Dataset excerpts below:

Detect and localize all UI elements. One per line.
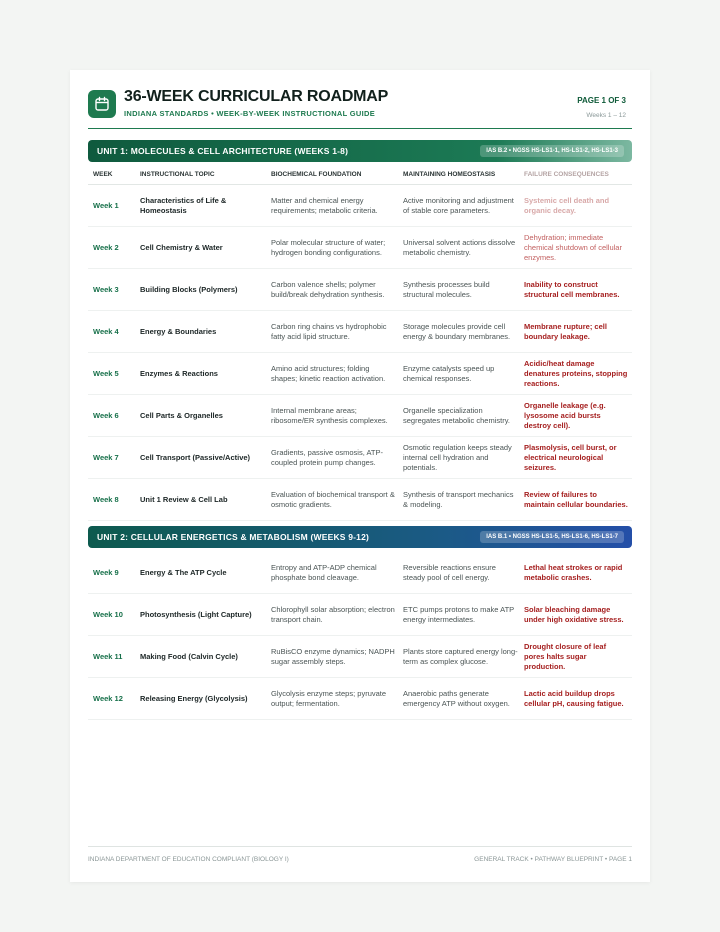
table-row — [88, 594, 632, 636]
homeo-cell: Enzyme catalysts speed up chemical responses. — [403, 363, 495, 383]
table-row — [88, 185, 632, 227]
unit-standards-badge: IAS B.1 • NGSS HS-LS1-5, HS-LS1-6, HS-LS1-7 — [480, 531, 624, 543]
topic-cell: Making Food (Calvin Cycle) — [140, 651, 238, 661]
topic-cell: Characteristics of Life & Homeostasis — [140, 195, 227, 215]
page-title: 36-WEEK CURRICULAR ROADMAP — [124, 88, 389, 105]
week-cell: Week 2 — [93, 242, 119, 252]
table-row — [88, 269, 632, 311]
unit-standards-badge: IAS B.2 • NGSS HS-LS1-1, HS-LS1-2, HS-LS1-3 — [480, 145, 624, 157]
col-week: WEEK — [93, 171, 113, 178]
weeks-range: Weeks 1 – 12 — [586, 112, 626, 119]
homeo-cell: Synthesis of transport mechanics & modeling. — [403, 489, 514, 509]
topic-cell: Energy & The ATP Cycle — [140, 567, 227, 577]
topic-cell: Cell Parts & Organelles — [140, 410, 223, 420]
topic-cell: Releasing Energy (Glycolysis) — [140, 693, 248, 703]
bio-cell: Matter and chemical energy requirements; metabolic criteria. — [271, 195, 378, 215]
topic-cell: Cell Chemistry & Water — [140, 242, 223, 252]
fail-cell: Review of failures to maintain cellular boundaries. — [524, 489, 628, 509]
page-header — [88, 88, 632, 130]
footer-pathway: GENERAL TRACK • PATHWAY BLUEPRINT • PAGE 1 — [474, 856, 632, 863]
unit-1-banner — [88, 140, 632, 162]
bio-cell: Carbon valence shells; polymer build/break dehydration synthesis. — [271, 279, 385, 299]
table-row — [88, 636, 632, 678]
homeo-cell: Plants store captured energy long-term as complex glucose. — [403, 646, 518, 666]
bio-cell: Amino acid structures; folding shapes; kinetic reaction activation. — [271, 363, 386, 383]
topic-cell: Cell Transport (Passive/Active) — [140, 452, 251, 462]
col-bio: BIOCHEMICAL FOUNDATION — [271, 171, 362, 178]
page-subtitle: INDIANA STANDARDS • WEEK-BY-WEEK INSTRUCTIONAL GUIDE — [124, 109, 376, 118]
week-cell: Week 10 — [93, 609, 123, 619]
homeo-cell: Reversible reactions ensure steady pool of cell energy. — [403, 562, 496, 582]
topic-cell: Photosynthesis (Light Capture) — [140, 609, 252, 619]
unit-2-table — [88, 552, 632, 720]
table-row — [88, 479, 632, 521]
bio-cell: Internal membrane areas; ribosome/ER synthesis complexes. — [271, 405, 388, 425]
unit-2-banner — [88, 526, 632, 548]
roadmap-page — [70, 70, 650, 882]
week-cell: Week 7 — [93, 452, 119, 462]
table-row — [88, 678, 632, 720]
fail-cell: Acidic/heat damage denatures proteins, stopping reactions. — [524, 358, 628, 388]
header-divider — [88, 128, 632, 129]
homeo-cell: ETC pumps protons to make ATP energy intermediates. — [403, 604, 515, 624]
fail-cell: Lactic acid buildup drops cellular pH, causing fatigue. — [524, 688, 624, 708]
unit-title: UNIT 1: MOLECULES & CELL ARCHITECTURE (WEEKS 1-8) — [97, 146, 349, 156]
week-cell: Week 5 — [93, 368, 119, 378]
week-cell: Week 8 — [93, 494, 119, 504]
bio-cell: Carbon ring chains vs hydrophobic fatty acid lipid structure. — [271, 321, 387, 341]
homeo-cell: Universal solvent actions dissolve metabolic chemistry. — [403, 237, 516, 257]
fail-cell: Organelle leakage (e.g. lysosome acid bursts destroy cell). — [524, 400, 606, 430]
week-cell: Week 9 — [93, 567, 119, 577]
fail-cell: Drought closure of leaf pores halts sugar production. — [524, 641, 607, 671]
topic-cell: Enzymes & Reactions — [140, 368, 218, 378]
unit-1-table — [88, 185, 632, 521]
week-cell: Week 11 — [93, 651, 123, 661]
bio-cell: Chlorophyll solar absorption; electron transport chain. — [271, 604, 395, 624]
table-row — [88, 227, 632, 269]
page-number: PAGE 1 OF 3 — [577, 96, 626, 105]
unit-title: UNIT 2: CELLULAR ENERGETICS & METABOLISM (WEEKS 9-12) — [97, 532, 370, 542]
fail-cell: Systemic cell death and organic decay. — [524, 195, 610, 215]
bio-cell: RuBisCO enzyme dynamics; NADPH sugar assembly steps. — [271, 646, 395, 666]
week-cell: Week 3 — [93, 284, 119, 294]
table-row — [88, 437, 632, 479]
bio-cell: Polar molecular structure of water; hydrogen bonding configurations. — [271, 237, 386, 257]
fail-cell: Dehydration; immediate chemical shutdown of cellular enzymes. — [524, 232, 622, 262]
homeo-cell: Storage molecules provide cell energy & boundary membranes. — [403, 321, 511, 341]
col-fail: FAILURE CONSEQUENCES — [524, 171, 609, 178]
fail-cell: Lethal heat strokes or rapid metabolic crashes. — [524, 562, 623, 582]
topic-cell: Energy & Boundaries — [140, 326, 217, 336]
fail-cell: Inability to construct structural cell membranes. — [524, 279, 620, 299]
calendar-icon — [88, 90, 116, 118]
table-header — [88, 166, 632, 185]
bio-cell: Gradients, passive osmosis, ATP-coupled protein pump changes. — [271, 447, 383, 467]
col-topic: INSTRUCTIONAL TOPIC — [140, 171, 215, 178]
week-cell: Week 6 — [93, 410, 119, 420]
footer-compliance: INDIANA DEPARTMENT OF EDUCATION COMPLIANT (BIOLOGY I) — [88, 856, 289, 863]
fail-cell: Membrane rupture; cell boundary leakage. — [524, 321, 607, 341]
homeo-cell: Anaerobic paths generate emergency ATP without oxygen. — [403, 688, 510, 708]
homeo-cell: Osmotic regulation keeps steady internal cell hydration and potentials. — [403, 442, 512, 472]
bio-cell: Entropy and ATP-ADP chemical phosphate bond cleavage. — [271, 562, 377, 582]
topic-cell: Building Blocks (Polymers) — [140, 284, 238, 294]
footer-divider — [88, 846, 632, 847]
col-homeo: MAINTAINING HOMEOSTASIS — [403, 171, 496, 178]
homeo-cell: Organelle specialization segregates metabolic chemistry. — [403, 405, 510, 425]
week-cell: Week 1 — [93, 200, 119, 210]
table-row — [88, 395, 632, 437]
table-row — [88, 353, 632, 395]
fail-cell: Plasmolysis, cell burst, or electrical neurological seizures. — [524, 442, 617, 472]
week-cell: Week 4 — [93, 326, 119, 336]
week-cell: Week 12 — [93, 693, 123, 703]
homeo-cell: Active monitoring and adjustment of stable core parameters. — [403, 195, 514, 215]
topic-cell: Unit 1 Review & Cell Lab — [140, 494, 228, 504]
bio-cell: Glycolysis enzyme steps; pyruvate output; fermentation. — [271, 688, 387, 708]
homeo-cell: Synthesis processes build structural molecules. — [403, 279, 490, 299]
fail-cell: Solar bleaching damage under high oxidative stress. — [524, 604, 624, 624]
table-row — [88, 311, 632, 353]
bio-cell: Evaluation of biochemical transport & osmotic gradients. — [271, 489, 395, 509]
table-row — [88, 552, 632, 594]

End of Dataset excerpts.

### Problem statement
When a line contains the string "leakage", copy it from the records.

### Final answer
fail-cell: Organelle leakage (e.g. lysosome acid bursts destroy cell). — [524, 400, 606, 430]
fail-cell: Membrane rupture; cell boundary leakage. — [524, 321, 607, 341]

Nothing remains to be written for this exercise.